:: Provided text

Technical Analysis: 11 October 2019

About the author:

Violeta Todorova
Author name:
By Violeta Todorova
Job title:
Senior Technical Analyst
Date posted:
11 October 2019, 5:06 PM

Netwealth Group (NWL) – Approaching resistance

NWL has been trading sideways over the past year, fluctuating between $6.35 and $10.11.

The current up swing is approaching its key resistance of $10.11 where selling pressure is likely to arise.

The RSI and the stochastic indicators are approaching overbought territory suggesting that the price is likely to pull back soon.

Given the proximity to key resistance and overbought momentum levels, we are of the view that the near term upside from here is likely to be limited.

Transurban Group (TCL) – Close to resistance

The correction from the August 2019 high of $16.06 has lost momentum over the past month and the price has been trading sideways, fluctuating between $14.11 and $15.12.

The current short term up swing is approaching resistance of $5.12 where initial selling pressure is likely to arise.

Over the medium term, the momentum indicators are in neutral territory and we favour sideways trading in the month(s) ahead.

Atlas Arteria (ALX) – At resistance

The up trend from the January 2019 low has lost momentum over the past three months and the price has been trading sideways, fluctuating between $7.52 and $8.58.

The current short term up swing has rebounded close to its resistance of $8.58 where selling pressure is likely to arise.

The RSI indicator has turned lower from its down trend line (see chart below) suggesting that the price is likely to pull back in the short term.

The momentum indicators are in neutral territory and we favour further consolidation in the coming month(s).

Inghams (ING) – Approaching support

ING has been trading in a down trend since February 2019 which is still technically intact.

The current price action is approaching its key support of $2.76 where initial buying interest is likely to arise.

The weekly and daily momentum indicators are in oversold territory, suggesting that the current decline is likely to be arrested soon.

Silver Lake Resources (SLR) – High conviction buy

SLR has been trading in a strong up trend over the past two years which is still technically intact.

The correction from the July 2019 high has declined to $0.89, which is the 61.8 Fibonacci retracement ratio, where support is likely to arise.

This level is close to a previous key resistance on the weekly chart, which is likely to act as a strong support.

The weekly and daily momentum indicators are turning higher from oversold territory suggesting that the price is likely to rally in the weeks ahead.

::::
:: Record list

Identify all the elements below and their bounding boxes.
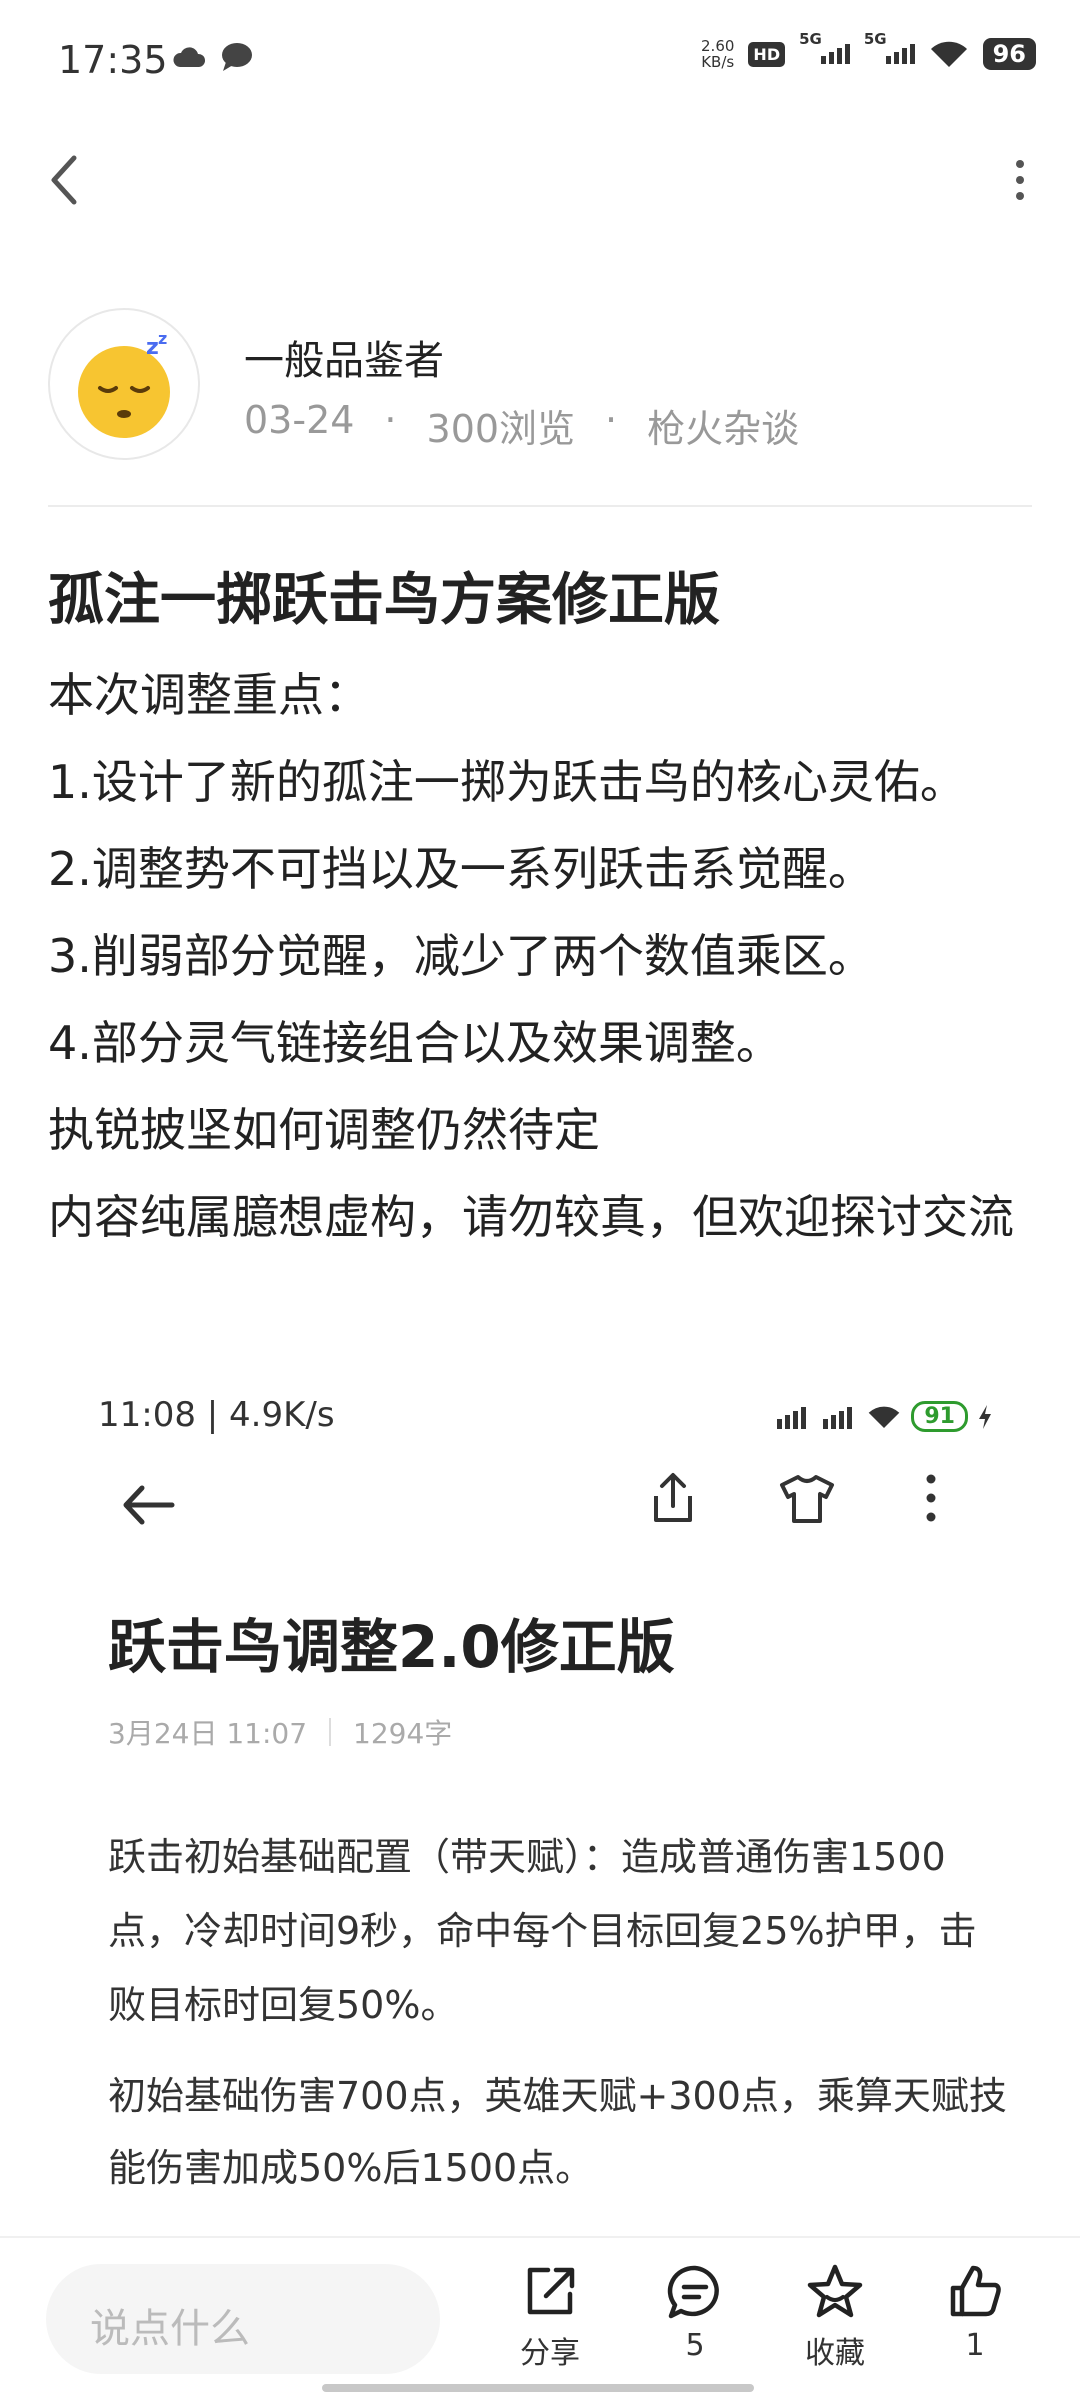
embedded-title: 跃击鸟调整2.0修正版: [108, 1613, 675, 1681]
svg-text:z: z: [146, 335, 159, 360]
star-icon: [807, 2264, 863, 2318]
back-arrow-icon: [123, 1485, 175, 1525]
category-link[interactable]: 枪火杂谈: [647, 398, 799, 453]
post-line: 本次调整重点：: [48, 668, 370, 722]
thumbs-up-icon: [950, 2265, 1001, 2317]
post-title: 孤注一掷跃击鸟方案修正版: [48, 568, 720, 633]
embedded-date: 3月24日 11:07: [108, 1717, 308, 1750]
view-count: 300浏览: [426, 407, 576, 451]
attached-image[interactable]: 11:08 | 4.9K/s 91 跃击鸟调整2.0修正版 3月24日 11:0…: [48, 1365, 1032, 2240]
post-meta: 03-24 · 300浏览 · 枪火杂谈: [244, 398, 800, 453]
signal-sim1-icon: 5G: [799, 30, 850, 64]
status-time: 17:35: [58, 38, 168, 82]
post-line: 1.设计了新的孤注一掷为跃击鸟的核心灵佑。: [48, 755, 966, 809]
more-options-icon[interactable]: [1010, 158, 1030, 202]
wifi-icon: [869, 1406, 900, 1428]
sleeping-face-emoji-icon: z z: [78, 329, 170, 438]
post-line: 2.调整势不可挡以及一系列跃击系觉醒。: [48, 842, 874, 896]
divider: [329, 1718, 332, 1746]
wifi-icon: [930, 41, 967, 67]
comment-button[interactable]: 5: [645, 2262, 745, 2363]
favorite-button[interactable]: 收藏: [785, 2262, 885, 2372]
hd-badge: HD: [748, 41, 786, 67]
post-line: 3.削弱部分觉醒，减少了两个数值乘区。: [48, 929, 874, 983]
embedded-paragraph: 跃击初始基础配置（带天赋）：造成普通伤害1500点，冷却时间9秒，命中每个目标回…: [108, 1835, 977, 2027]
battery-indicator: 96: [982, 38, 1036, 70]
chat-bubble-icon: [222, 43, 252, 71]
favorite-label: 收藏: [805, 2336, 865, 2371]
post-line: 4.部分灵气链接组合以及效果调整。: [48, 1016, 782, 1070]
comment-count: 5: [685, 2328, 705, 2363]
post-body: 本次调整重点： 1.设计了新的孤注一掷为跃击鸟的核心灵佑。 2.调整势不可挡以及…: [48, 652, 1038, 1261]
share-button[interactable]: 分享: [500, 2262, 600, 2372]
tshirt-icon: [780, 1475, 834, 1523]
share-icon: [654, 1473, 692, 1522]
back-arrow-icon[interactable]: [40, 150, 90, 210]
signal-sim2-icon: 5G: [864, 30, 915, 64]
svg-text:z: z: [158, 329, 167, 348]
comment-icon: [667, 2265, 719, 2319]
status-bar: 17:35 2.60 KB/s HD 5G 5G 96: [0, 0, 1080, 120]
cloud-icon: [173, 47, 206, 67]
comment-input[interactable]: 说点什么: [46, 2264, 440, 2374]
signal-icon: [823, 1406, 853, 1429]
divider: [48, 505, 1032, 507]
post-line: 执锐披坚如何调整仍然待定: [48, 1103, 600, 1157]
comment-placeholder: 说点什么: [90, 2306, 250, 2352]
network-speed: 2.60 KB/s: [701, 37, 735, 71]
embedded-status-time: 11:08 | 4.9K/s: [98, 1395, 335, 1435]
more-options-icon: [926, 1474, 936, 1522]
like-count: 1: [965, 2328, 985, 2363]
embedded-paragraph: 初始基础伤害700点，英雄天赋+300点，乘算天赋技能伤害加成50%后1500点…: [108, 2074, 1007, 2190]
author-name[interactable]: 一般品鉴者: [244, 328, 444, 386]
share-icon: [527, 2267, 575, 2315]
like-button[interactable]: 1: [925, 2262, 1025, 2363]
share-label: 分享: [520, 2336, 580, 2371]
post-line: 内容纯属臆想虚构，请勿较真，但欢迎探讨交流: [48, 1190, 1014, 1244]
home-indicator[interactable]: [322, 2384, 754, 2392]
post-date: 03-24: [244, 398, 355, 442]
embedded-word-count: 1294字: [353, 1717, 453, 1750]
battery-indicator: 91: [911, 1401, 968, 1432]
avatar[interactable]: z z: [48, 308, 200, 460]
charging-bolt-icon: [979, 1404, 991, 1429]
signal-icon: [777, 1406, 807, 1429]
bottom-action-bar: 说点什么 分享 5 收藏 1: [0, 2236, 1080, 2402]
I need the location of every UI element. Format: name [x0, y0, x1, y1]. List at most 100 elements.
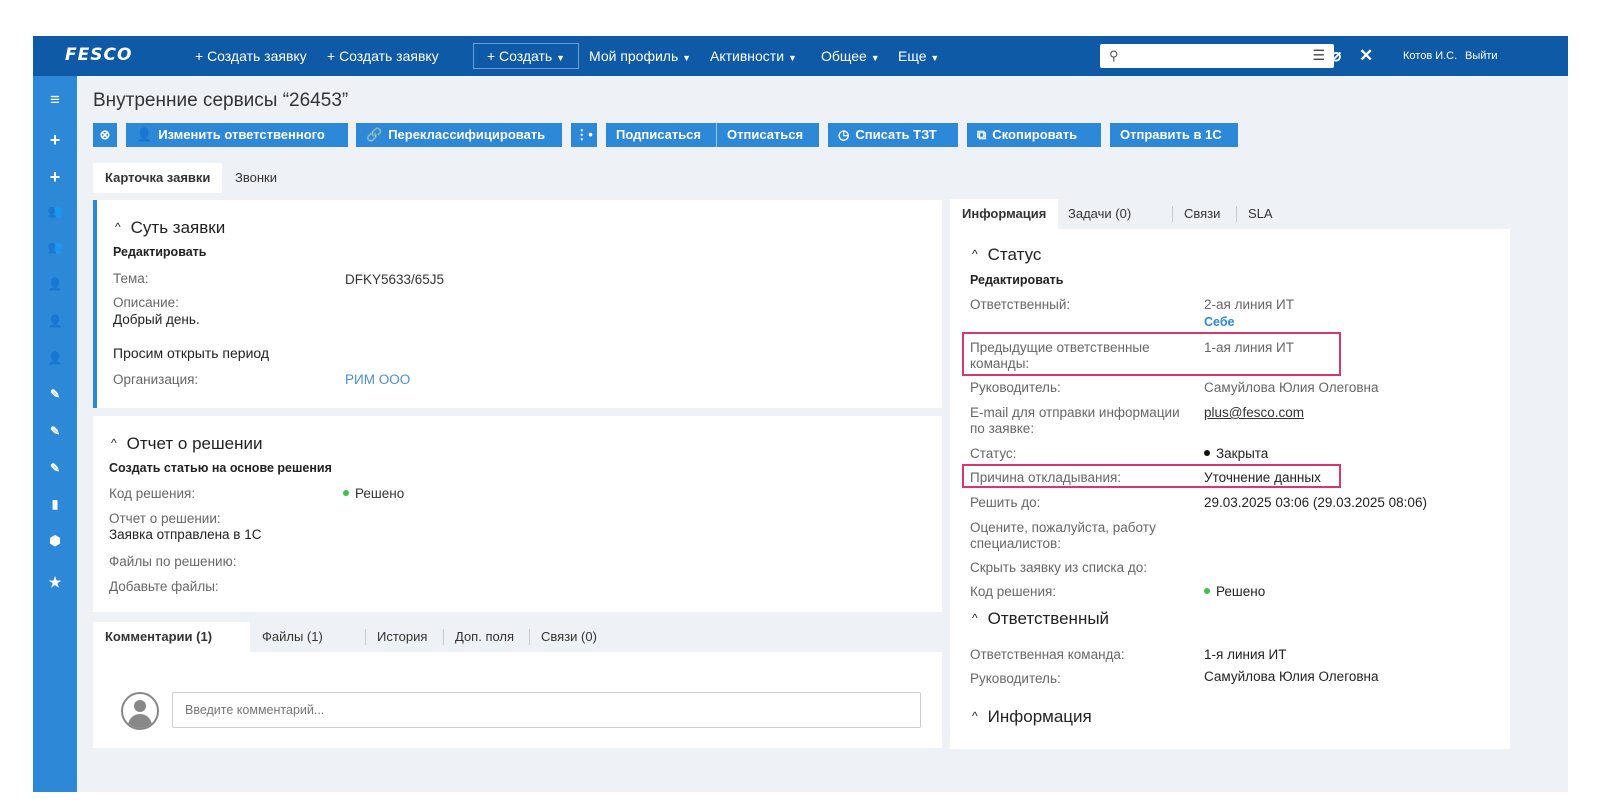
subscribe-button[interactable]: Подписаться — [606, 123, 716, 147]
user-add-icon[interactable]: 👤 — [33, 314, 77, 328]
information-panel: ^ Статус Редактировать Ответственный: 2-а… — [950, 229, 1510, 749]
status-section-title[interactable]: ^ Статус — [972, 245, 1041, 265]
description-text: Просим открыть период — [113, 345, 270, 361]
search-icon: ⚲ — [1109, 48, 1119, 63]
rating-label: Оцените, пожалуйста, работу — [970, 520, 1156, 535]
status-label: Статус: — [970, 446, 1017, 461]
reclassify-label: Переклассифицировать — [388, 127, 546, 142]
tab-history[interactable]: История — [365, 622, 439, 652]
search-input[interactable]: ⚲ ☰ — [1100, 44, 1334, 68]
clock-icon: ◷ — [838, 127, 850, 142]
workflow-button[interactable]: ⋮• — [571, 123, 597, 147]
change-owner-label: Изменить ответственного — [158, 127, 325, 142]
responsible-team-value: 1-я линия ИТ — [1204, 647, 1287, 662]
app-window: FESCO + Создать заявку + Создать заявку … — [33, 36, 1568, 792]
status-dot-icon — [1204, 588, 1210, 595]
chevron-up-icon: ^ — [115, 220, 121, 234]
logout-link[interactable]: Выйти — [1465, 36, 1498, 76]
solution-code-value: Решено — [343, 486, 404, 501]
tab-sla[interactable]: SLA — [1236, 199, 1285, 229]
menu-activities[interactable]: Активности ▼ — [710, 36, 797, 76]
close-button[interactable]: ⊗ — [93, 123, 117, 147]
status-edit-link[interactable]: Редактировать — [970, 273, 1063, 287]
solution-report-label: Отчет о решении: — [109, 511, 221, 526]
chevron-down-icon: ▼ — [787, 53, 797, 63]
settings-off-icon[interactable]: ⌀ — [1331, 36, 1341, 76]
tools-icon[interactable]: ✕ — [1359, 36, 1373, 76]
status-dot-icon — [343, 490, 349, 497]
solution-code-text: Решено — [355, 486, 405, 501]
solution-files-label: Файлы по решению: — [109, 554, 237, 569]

::::

Continue the technical analysis of Australian stocks from the point where it stops.

Output for this exercise:
The medium term down trend line was broken upwards on Friday, adding further confidence in our bullish call.

The first potential upside price target is $1.15 followed by $1.30.

Ramelius Resources (RMS) – Short term pull back.

RMS has been trading in a strong up trend since November 2018 which is still technically intact.

The up trend has took a breather over the past two months and the price has been trading sideways, fluctuating between $1.08 and $1.44.

The current short term up swing has rebounded to its resistance of $1.44 where selling pressure is likely to arise.

The RSI and the stochastic indicators are turning lower from overbought territory suggesting that the price is likely to pull back in the short term.

The initial downside price target is $1.15.

Active traders may consider switching from RMS into SLR.

Crude Oil – Short term bounce.

The correction from the April 2019 high has lost momentum over the past four months and the price has been trading sideways, fluctuating between US$50.52 and US$63.12.

The support of US$50.52 is close to 61.8 Fibonacci retracement ratio where support held on three occasions so far.

The RSI and the stochastic indicators have turned up from oversold territory suggesting that the price is likely to bounce in the short term.

The potential upside price target is US$59.00.

Central Petroleum (CTP) – Double Blessed Buy

CTP has been trading in a slow but consistent up trend over the past two years which is still technically intact.

The pull back from the September 2019 high has retraced to its 61.8 Fibonacci retracement ratio, where support is likely to hold.

The RSI and the MACD indicators are turning higher from oversold territory suggesting that the price is likely to bounce in the near term.

The initial upside price target is $0.20.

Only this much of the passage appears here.